• What you have to do
Retype all the entries word for word, but omit the pictures.

──────

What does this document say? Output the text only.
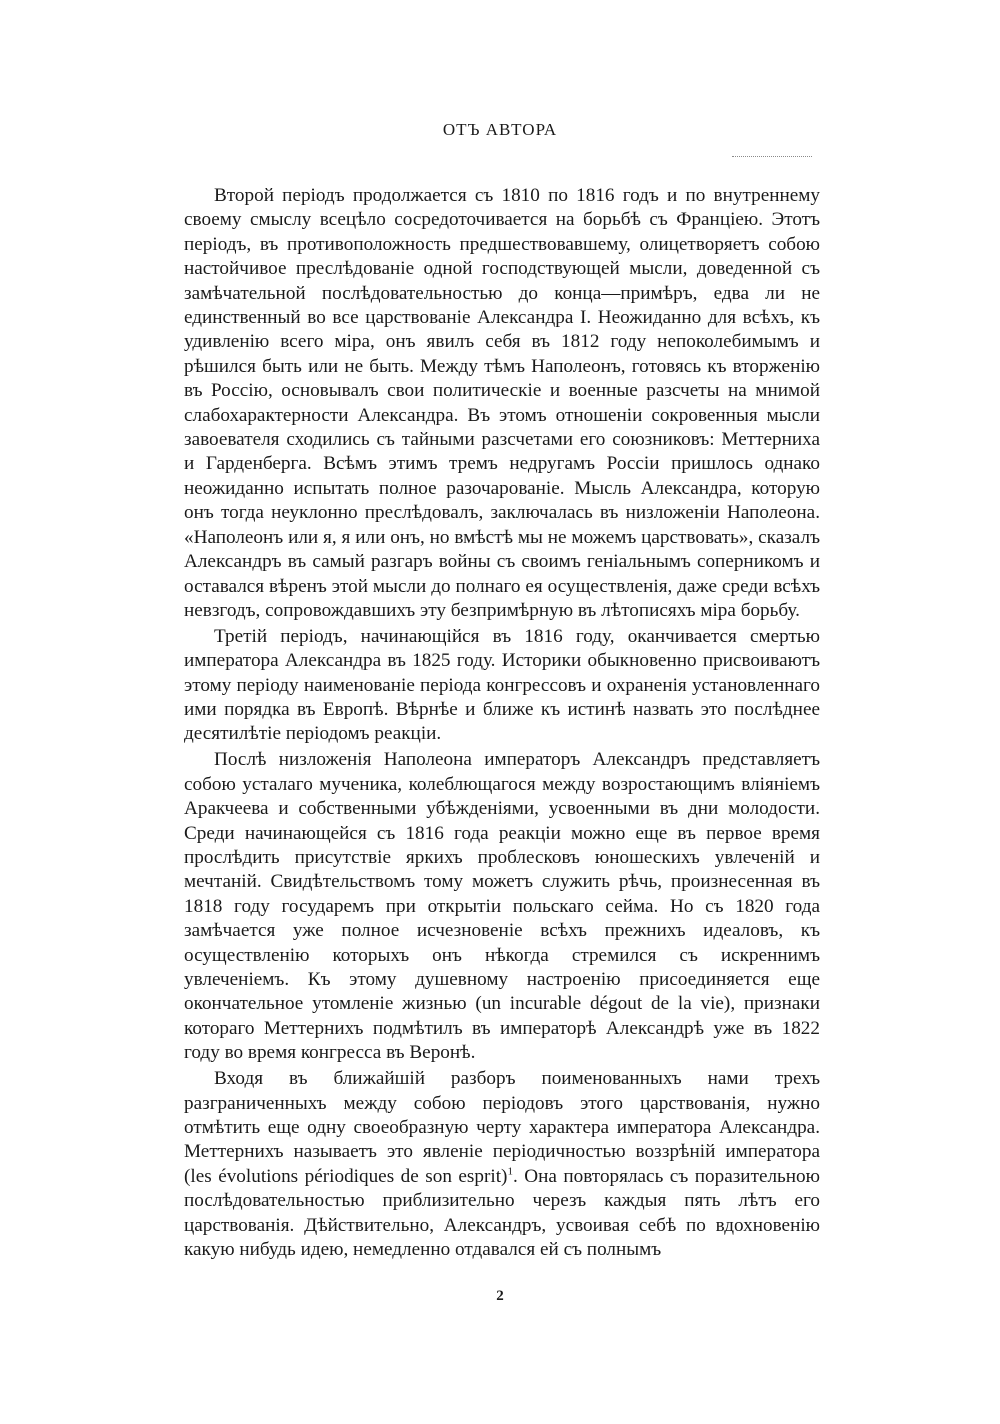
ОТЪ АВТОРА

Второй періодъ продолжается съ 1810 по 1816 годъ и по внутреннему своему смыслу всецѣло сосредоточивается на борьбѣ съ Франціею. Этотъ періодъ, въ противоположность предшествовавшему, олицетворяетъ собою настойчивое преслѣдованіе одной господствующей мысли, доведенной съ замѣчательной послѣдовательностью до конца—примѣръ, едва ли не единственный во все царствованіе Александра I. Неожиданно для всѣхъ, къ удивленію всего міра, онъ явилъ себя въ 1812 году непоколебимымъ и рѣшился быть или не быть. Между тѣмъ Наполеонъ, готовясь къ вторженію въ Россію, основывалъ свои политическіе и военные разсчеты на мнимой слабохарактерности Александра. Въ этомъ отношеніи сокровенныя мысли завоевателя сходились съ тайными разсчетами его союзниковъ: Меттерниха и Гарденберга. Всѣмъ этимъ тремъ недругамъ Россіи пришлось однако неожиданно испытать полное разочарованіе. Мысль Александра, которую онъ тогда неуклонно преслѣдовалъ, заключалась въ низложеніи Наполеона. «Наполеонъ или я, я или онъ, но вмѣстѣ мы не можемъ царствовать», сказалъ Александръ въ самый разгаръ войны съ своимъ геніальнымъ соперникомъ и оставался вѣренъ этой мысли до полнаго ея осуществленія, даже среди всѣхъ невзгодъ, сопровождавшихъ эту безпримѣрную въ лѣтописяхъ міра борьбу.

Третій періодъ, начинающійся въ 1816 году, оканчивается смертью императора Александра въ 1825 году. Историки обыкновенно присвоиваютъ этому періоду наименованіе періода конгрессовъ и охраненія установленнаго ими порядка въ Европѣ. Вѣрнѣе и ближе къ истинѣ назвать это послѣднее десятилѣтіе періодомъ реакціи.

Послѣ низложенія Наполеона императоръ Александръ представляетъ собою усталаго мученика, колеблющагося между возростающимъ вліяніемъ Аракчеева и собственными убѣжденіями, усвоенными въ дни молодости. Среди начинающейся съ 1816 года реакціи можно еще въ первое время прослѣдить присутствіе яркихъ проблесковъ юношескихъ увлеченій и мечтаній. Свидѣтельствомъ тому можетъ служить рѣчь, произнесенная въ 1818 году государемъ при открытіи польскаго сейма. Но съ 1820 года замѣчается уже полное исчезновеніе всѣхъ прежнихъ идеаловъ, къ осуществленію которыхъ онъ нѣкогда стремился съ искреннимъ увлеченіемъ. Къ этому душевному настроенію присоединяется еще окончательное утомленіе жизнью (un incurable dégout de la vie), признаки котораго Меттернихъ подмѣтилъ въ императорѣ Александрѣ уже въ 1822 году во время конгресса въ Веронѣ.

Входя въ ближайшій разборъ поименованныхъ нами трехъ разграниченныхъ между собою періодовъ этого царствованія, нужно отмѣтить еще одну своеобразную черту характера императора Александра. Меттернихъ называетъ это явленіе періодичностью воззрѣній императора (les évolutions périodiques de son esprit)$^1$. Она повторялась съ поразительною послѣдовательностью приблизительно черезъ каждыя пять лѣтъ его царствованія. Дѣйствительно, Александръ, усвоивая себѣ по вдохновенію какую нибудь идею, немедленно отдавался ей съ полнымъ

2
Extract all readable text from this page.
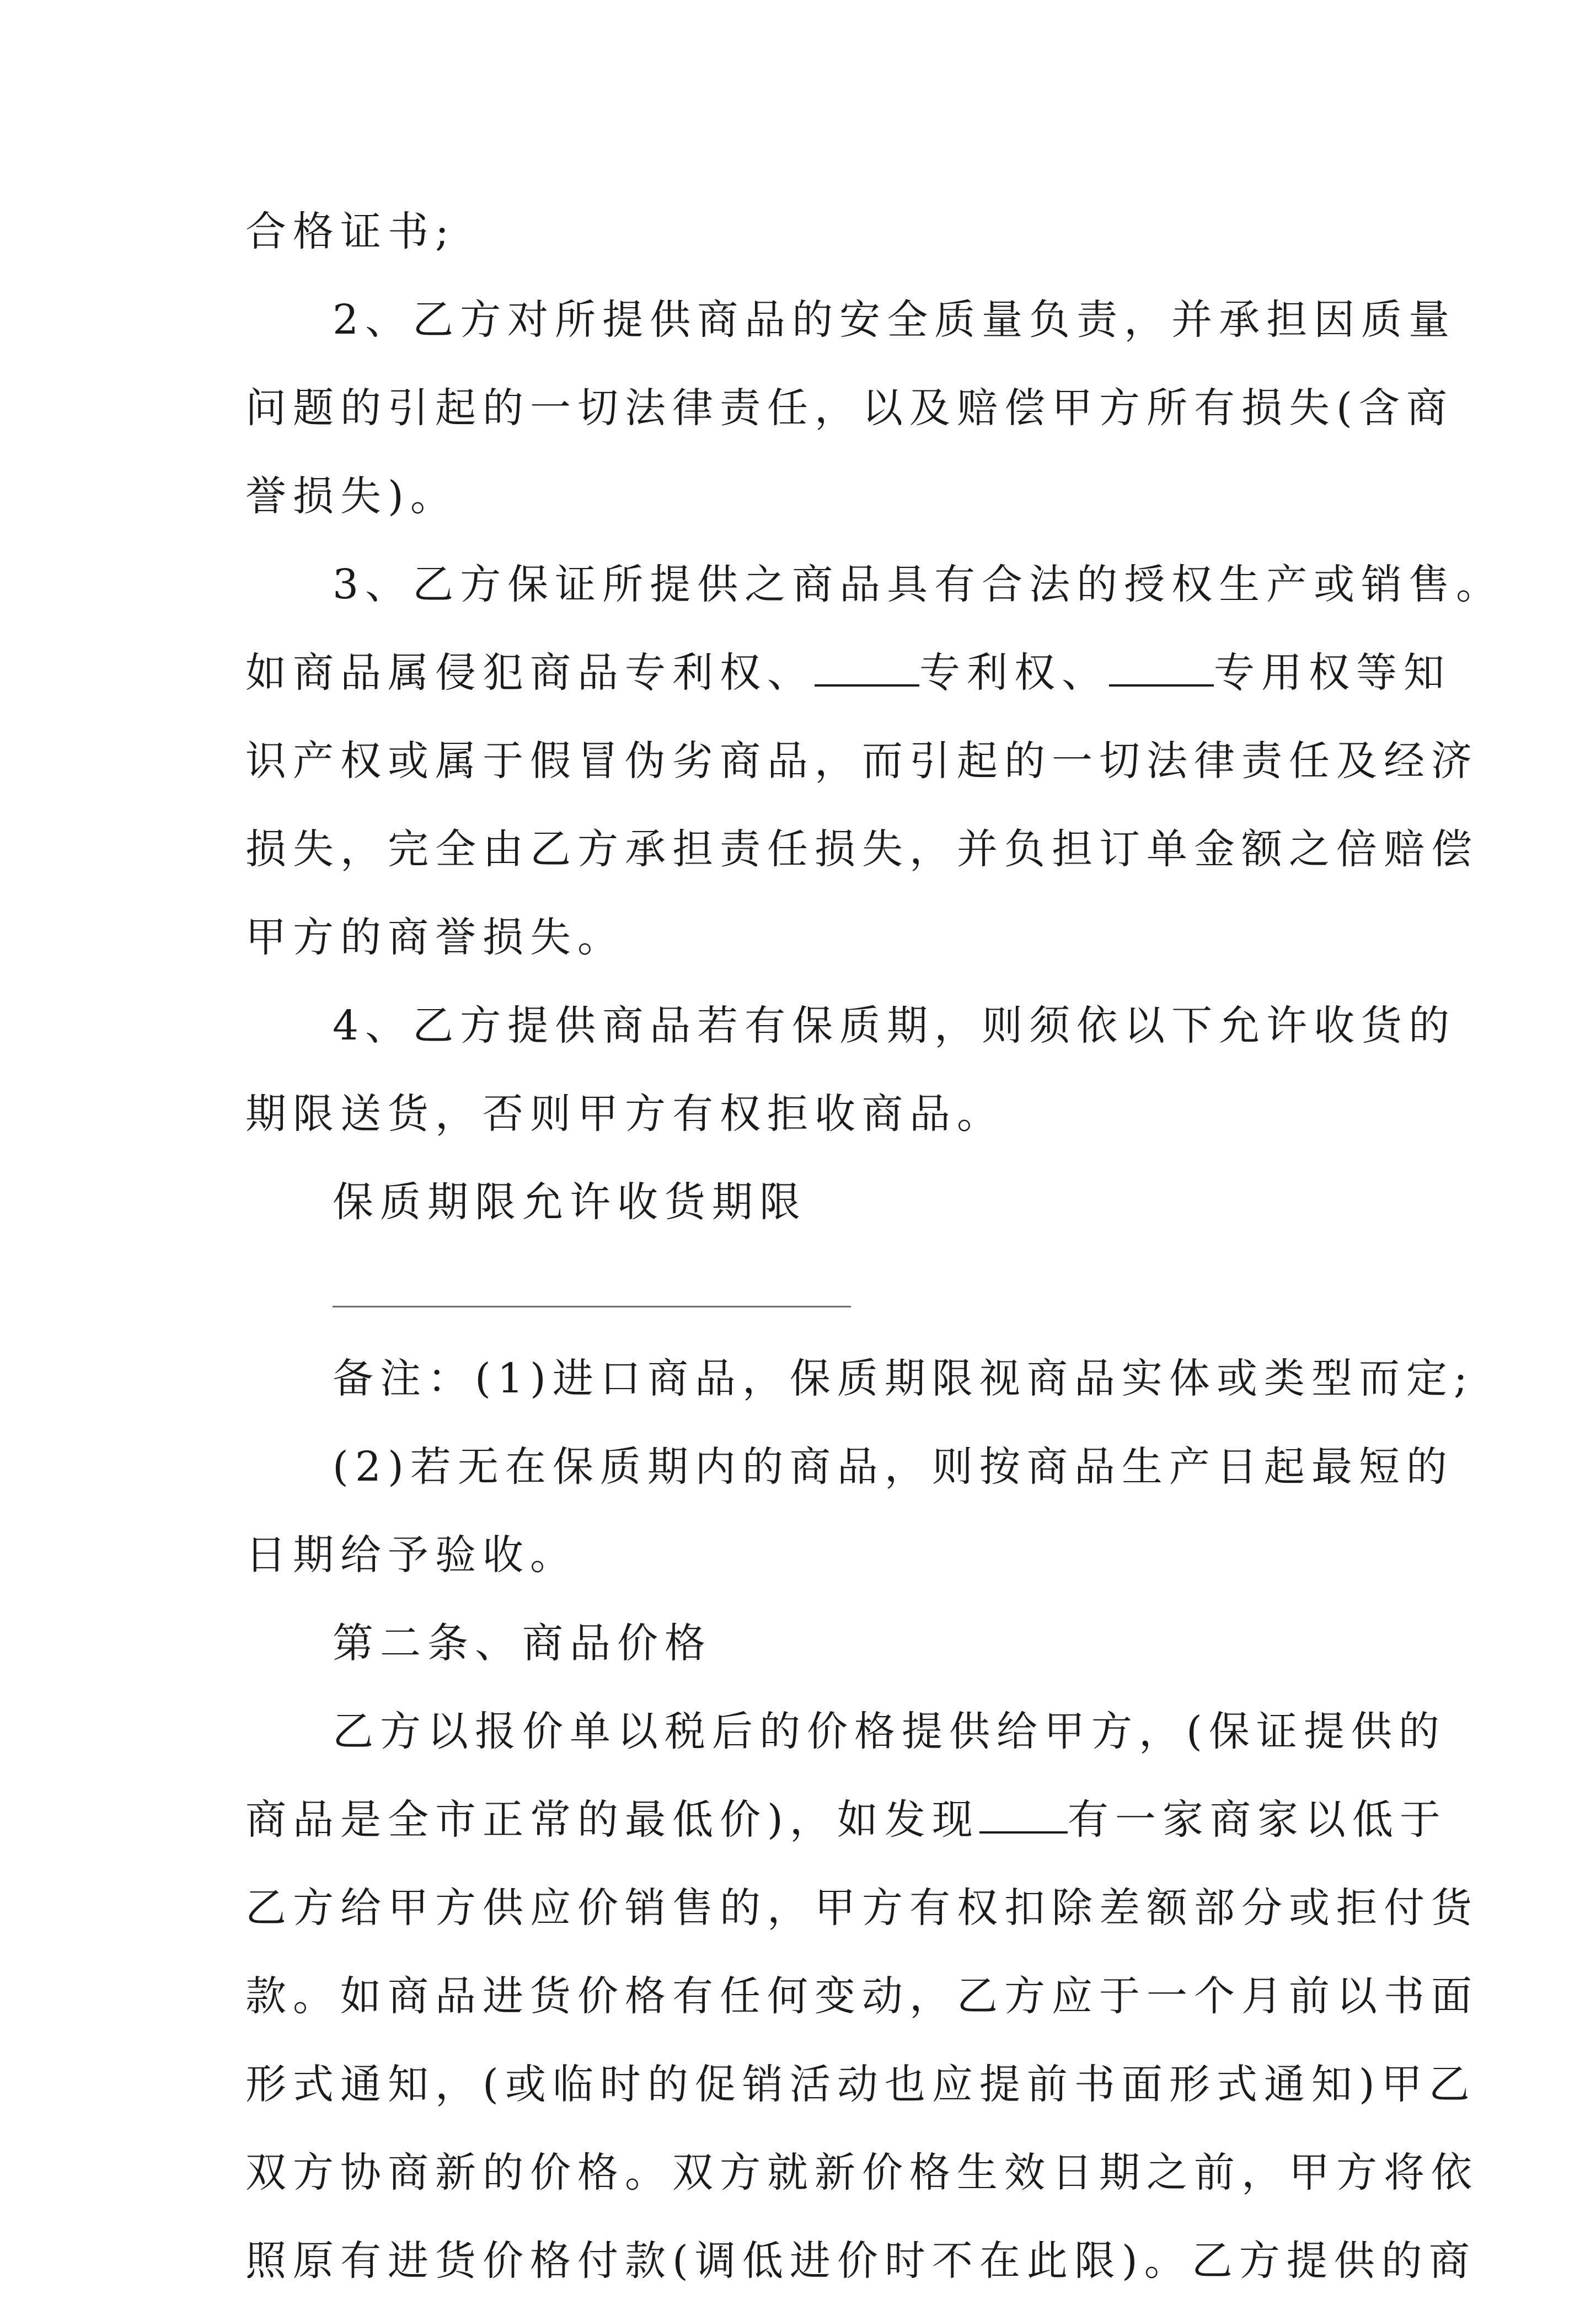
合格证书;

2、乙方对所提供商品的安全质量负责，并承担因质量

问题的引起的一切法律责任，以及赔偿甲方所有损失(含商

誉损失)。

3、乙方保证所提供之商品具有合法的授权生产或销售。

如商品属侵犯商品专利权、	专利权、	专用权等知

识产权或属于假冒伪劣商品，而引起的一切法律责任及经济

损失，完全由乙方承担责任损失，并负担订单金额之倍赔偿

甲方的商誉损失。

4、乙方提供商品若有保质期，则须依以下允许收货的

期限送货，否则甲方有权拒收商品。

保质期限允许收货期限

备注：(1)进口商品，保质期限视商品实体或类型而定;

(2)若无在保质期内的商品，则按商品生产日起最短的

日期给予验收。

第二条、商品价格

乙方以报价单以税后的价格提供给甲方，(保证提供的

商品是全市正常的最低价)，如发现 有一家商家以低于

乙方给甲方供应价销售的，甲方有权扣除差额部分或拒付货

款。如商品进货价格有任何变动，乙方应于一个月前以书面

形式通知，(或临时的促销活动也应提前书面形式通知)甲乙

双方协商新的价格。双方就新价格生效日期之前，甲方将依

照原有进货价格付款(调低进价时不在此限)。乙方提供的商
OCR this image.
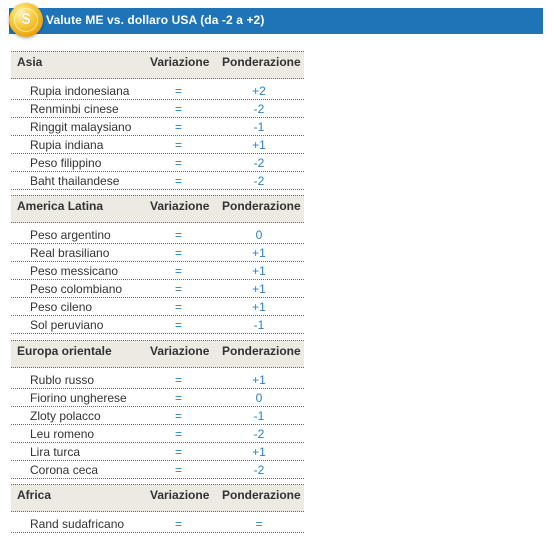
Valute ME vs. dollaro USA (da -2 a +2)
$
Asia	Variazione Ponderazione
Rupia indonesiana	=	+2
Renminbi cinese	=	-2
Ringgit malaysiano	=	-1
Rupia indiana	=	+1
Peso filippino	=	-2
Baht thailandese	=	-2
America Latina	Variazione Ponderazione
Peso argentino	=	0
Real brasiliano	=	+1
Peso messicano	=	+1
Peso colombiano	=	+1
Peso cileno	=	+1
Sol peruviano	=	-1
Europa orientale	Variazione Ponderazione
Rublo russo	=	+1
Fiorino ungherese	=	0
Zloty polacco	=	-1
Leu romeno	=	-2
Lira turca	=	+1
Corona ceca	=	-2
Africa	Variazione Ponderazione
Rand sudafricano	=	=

──────

• Exercise response
What does this document say? Output the text only.
ОТЪ АВТОРА

Второй періодъ продолжается съ 1810 по 1816 годъ и по внутреннему своему смыслу всецѣло сосредоточивается на борьбѣ съ Франціею. Этотъ періодъ, въ противоположность предшествовавшему, олицетворяетъ собою настойчивое преслѣдованіе одной господствующей мысли, доведенной съ замѣчательной послѣдовательностью до конца—примѣръ, едва ли не единственный во все царствованіе Александра I. Неожиданно для всѣхъ, къ удивленію всего міра, онъ явилъ себя въ 1812 году непоколебимымъ и рѣшился быть или не быть. Между тѣмъ Наполеонъ, готовясь къ вторженію въ Россію, основывалъ свои политическіе и военные разсчеты на мнимой слабохарактерности Александра. Въ этомъ отношеніи сокровенныя мысли завоевателя сходились съ тайными разсчетами его союзниковъ: Меттерниха и Гарденберга. Всѣмъ этимъ тремъ недругамъ Россіи пришлось однако неожиданно испытать полное разочарованіе. Мысль Александра, которую онъ тогда неуклонно преслѣдовалъ, заключалась въ низложеніи Наполеона. «Наполеонъ или я, я или онъ, но вмѣстѣ мы не можемъ царствовать», сказалъ Александръ въ самый разгаръ войны съ своимъ геніальнымъ соперникомъ и оставался вѣренъ этой мысли до полнаго ея осуществленія, даже среди всѣхъ невзгодъ, сопровождавшихъ эту безпримѣрную въ лѣтописяхъ міра борьбу.

Третій періодъ, начинающійся въ 1816 году, оканчивается смертью императора Александра въ 1825 году. Историки обыкновенно присвоиваютъ этому періоду наименованіе періода конгрессовъ и охраненія установленнаго ими порядка въ Европѣ. Вѣрнѣе и ближе къ истинѣ назвать это послѣднее десятилѣтіе періодомъ реакціи.

Послѣ низложенія Наполеона императоръ Александръ представляетъ собою усталаго мученика, колеблющагося между возростающимъ вліяніемъ Аракчеева и собственными убѣжденіями, усвоенными въ дни молодости. Среди начинающейся съ 1816 года реакціи можно еще въ первое время прослѣдить присутствіе яркихъ проблесковъ юношескихъ увлеченій и мечтаній. Свидѣтельствомъ тому можетъ служить рѣчь, произнесенная въ 1818 году государемъ при открытіи польскаго сейма. Но съ 1820 года замѣчается уже полное исчезновеніе всѣхъ прежнихъ идеаловъ, къ осуществленію которыхъ онъ нѣкогда стремился съ искреннимъ увлеченіемъ. Къ этому душевному настроенію присоединяется еще окончательное утомленіе жизнью (un incurable dégout de la vie), признаки котораго Меттернихъ подмѣтилъ въ императорѣ Александрѣ уже въ 1822 году во время конгресса въ Веронѣ.

Входя въ ближайшій разборъ поименованныхъ нами трехъ разграниченныхъ между собою періодовъ этого царствованія, нужно отмѣтить еще одну своеобразную черту характера императора Александра. Меттернихъ называетъ это явленіе періодичностью воззрѣній императора (les évolutions périodiques de son esprit)$^1$. Она повторялась съ поразительною послѣдовательностью приблизительно черезъ каждыя пять лѣтъ его царствованія. Дѣйствительно, Александръ, усвоивая себѣ по вдохновенію какую нибудь идею, немедленно отдавался ей съ полнымъ

2
Extract all readable text from this page.
合格证书;

2、乙方对所提供商品的安全质量负责，并承担因质量

问题的引起的一切法律责任，以及赔偿甲方所有损失(含商

誉损失)。

3、乙方保证所提供之商品具有合法的授权生产或销售。

如商品属侵犯商品专利权、	专利权、	专用权等知

识产权或属于假冒伪劣商品，而引起的一切法律责任及经济

损失，完全由乙方承担责任损失，并负担订单金额之倍赔偿

甲方的商誉损失。

4、乙方提供商品若有保质期，则须依以下允许收货的

期限送货，否则甲方有权拒收商品。

保质期限允许收货期限

备注：(1)进口商品，保质期限视商品实体或类型而定;

(2)若无在保质期内的商品，则按商品生产日起最短的

日期给予验收。

第二条、商品价格

乙方以报价单以税后的价格提供给甲方，(保证提供的

商品是全市正常的最低价)，如发现 有一家商家以低于

乙方给甲方供应价销售的，甲方有权扣除差额部分或拒付货

款。如商品进货价格有任何变动，乙方应于一个月前以书面

形式通知，(或临时的促销活动也应提前书面形式通知)甲乙

双方协商新的价格。双方就新价格生效日期之前，甲方将依

照原有进货价格付款(调低进价时不在此限)。乙方提供的商
OCR this image.
Valute ME vs. dollaro USA (da -2 a +2)
$
Asia	Variazione Ponderazione
Rupia indonesiana	=	+2
Renminbi cinese	=	-2
Ringgit malaysiano	=	-1
Rupia indiana	=	+1
Peso filippino	=	-2
Baht thailandese	=	-2
America Latina	Variazione Ponderazione
Peso argentino	=	0
Real brasiliano	=	+1
Peso messicano	=	+1
Peso colombiano	=	+1
Peso cileno	=	+1
Sol peruviano	=	-1
Europa orientale	Variazione Ponderazione
Rublo russo	=	+1
Fiorino ungherese	=	0
Zloty polacco	=	-1
Leu romeno	=	-2
Lira turca	=	+1
Corona ceca	=	-2
Africa	Variazione Ponderazione
Rand sudafricano	=	=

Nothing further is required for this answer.